(Stored entries)
--- start ---
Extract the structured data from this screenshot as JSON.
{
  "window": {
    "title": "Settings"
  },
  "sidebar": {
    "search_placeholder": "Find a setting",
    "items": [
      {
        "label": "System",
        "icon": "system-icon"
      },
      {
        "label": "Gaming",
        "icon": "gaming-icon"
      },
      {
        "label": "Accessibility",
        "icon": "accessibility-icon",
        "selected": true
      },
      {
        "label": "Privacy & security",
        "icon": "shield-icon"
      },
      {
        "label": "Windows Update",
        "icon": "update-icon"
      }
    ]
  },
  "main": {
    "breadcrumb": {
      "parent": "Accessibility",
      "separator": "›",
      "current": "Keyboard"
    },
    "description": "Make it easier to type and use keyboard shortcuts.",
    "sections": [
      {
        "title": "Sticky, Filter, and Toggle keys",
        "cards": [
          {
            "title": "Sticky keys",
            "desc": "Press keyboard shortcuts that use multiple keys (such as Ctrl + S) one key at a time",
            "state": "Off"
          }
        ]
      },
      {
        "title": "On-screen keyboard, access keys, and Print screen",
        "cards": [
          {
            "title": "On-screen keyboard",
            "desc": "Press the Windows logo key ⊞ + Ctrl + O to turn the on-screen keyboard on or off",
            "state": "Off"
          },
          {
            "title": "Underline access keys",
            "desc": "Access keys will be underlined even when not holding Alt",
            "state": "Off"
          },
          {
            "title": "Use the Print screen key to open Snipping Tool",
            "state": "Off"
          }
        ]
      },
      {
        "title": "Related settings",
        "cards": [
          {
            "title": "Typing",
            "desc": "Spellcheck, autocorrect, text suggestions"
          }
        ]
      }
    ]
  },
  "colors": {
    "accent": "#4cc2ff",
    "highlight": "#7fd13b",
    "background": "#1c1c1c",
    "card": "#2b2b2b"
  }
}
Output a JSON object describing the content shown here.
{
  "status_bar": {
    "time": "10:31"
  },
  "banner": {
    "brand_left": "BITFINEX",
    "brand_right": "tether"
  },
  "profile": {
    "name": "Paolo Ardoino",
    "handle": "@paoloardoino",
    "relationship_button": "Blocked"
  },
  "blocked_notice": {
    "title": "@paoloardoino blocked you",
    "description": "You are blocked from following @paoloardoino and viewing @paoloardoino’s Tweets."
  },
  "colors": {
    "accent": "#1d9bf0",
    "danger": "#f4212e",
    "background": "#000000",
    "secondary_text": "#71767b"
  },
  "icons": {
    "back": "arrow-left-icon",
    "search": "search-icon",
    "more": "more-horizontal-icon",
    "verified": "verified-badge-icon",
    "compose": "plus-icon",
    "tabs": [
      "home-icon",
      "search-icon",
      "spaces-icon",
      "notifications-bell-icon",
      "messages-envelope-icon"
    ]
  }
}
--- end ---
PROBLEM REQUIREMENTS =
Write each line above out exactly.

EXPECTED OUTPUT =
Extract the structured data from this screenshot as JSON.
{
  "window": {
    "title": "Settings"
  },
  "sidebar": {
    "search_placeholder": "Find a setting",
    "items": [
      {
        "label": "System",
        "icon": "system-icon"
      },
      {
        "label": "Gaming",
        "icon": "gaming-icon"
      },
      {
        "label": "Accessibility",
        "icon": "accessibility-icon",
        "selected": true
      },
      {
        "label": "Privacy & security",
        "icon": "shield-icon"
      },
      {
        "label": "Windows Update",
        "icon": "update-icon"
      }
    ]
  },
  "main": {
    "breadcrumb": {
      "parent": "Accessibility",
      "separator": "›",
      "current": "Keyboard"
    },
    "description": "Make it easier to type and use keyboard shortcuts.",
    "sections": [
      {
        "title": "Sticky, Filter, and Toggle keys",
        "cards": [
          {
            "title": "Sticky keys",
            "desc": "Press keyboard shortcuts that use multiple keys (such as Ctrl + S) one key at a time",
            "state": "Off"
          }
        ]
      },
      {
        "title": "On-screen keyboard, access keys, and Print screen",
        "cards": [
          {
            "title": "On-screen keyboard",
            "desc": "Press the Windows logo key ⊞ + Ctrl + O to turn the on-screen keyboard on or off",
            "state": "Off"
          },
          {
            "title": "Underline access keys",
            "desc": "Access keys will be underlined even when not holding Alt",
            "state": "Off"
          },
          {
            "title": "Use the Print screen key to open Snipping Tool",
            "state": "Off"
          }
        ]
      },
      {
        "title": "Related settings",
        "cards": [
          {
            "title": "Typing",
            "desc": "Spellcheck, autocorrect, text suggestions"
          }
        ]
      }
    ]
  },
  "colors": {
    "accent": "#4cc2ff",
    "highlight": "#7fd13b",
    "background": "#1c1c1c",
    "card": "#2b2b2b"
  }
}
Output a JSON object describing the content shown here.
{
  "status_bar": {
    "time": "10:31"
  },
  "banner": {
    "brand_left": "BITFINEX",
    "brand_right": "tether"
  },
  "profile": {
    "name": "Paolo Ardoino",
    "handle": "@paoloardoino",
    "relationship_button": "Blocked"
  },
  "blocked_notice": {
    "title": "@paoloardoino blocked you",
    "description": "You are blocked from following @paoloardoino and viewing @paoloardoino’s Tweets."
  },
  "colors": {
    "accent": "#1d9bf0",
    "danger": "#f4212e",
    "background": "#000000",
    "secondary_text": "#71767b"
  },
  "icons": {
    "back": "arrow-left-icon",
    "search": "search-icon",
    "more": "more-horizontal-icon",
    "verified": "verified-badge-icon",
    "compose": "plus-icon",
    "tabs": [
      "home-icon",
      "search-icon",
      "spaces-icon",
      "notifications-bell-icon",
      "messages-envelope-icon"
    ]
  }
}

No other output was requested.